**What the exercise asks:** Pick out every line of the entries below where "Delivery" occurs, and copy those lines.

Extracted records:
——

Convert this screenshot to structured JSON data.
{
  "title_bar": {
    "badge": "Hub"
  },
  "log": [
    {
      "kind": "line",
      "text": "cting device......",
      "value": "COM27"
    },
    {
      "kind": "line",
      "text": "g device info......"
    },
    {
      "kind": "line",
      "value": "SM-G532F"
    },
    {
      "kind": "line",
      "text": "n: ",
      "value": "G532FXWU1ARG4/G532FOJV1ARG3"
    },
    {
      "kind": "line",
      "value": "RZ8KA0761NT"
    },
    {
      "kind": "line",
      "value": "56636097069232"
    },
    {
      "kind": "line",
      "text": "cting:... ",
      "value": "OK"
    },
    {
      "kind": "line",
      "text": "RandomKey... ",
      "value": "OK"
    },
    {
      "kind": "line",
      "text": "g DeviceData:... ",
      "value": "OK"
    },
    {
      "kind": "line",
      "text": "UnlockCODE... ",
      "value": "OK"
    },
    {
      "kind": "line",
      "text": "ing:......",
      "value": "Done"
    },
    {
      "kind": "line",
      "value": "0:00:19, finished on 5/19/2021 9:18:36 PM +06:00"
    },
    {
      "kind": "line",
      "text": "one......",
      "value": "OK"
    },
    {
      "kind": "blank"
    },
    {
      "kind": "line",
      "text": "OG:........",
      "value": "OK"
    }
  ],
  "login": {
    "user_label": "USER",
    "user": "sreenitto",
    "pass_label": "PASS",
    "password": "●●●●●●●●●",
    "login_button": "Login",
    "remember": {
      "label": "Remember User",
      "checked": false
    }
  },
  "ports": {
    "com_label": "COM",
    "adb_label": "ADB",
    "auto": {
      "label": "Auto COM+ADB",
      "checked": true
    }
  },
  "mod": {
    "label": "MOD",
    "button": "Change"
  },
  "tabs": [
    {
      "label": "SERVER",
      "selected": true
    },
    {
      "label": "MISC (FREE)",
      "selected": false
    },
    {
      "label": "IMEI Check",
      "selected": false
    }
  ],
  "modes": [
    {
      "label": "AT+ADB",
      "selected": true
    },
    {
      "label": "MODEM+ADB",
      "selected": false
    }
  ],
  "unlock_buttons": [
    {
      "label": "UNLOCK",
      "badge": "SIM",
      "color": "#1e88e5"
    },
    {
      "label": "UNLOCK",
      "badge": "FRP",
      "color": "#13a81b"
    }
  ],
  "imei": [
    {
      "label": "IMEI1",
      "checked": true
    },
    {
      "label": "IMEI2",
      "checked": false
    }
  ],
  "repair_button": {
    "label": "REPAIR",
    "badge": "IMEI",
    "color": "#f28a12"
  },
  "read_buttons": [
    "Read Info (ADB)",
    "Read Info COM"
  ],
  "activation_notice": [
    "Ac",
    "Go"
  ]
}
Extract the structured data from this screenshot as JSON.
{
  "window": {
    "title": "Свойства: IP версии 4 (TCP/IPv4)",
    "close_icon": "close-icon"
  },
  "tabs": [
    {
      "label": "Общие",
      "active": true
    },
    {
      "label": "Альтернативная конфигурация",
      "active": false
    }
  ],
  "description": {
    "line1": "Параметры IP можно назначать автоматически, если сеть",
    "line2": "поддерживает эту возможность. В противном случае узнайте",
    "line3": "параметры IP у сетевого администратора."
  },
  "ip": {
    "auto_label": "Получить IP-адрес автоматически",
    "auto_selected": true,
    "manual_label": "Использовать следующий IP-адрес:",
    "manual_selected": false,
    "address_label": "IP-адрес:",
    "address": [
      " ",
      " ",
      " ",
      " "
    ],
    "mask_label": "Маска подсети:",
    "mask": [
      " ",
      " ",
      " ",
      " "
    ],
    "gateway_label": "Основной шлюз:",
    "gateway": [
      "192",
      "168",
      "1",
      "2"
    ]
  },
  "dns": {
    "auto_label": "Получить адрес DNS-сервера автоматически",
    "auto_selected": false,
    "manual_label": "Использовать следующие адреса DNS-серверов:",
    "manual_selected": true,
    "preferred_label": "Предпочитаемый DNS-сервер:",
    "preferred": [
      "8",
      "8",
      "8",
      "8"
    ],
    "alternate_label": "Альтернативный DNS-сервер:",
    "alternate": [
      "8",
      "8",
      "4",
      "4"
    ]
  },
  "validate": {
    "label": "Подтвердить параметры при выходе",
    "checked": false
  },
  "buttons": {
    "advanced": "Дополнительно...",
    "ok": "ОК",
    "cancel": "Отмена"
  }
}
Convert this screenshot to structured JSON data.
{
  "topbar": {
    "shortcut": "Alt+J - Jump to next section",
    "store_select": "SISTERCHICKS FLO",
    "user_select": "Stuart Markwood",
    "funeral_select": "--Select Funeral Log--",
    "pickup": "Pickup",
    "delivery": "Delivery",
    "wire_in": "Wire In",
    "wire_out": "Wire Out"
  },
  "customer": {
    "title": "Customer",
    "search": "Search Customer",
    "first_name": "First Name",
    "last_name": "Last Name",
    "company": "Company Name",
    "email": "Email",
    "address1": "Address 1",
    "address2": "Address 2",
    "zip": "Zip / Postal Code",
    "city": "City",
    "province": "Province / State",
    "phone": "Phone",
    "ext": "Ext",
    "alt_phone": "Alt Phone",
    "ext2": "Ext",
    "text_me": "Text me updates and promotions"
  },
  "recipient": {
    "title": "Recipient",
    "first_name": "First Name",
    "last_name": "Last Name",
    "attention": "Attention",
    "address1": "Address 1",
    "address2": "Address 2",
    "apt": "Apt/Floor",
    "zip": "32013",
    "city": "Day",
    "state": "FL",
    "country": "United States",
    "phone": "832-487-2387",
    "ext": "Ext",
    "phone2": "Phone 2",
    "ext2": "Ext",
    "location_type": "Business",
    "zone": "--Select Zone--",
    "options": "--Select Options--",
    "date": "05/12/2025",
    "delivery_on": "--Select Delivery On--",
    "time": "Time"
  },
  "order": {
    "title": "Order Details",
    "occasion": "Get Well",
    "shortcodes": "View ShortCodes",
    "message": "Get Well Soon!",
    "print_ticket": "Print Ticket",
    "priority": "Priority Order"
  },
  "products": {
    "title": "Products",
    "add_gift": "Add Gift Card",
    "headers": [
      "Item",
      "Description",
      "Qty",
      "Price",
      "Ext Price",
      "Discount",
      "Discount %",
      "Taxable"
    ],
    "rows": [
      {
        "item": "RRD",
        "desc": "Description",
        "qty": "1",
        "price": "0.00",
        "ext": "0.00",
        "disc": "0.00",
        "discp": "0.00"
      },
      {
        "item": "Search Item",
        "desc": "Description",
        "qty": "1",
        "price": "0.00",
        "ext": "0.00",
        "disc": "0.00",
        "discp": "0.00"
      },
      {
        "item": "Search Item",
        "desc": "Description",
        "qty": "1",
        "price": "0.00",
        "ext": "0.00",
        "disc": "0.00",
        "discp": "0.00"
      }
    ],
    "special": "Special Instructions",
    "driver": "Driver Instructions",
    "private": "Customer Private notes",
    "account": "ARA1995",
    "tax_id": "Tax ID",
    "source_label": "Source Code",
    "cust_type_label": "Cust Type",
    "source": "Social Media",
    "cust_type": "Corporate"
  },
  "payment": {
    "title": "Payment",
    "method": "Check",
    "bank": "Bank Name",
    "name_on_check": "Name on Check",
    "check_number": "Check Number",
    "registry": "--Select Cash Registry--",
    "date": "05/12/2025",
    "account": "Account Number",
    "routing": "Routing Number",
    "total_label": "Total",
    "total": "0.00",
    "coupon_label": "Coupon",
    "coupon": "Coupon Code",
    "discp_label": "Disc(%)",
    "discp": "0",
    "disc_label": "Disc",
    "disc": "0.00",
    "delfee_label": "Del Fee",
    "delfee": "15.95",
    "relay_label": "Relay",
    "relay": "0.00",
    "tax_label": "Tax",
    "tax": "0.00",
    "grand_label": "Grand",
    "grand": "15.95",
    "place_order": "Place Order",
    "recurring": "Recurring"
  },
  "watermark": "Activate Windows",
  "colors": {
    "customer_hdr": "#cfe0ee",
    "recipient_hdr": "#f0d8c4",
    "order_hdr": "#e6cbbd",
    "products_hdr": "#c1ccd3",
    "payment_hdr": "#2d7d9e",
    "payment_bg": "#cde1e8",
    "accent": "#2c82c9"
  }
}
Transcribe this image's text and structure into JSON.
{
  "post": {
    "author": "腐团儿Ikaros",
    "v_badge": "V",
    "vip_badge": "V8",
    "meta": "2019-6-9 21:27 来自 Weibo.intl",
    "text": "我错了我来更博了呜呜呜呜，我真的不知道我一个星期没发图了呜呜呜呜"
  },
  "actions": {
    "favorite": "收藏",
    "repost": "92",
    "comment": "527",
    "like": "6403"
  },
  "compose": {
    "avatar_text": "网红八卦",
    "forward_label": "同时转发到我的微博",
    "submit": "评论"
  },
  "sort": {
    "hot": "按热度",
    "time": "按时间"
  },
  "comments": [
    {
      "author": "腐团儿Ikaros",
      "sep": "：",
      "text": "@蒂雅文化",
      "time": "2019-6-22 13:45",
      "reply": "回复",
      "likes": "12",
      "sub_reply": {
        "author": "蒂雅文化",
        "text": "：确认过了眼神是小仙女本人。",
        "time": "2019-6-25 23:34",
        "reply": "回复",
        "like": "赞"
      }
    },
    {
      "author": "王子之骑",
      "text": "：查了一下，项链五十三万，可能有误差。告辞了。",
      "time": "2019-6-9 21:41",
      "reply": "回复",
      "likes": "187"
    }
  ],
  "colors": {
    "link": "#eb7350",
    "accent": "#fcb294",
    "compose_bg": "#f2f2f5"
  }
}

——

**Correct response:**
    "delivery": "Delivery",
    "delivery_on": "--Select Delivery On--",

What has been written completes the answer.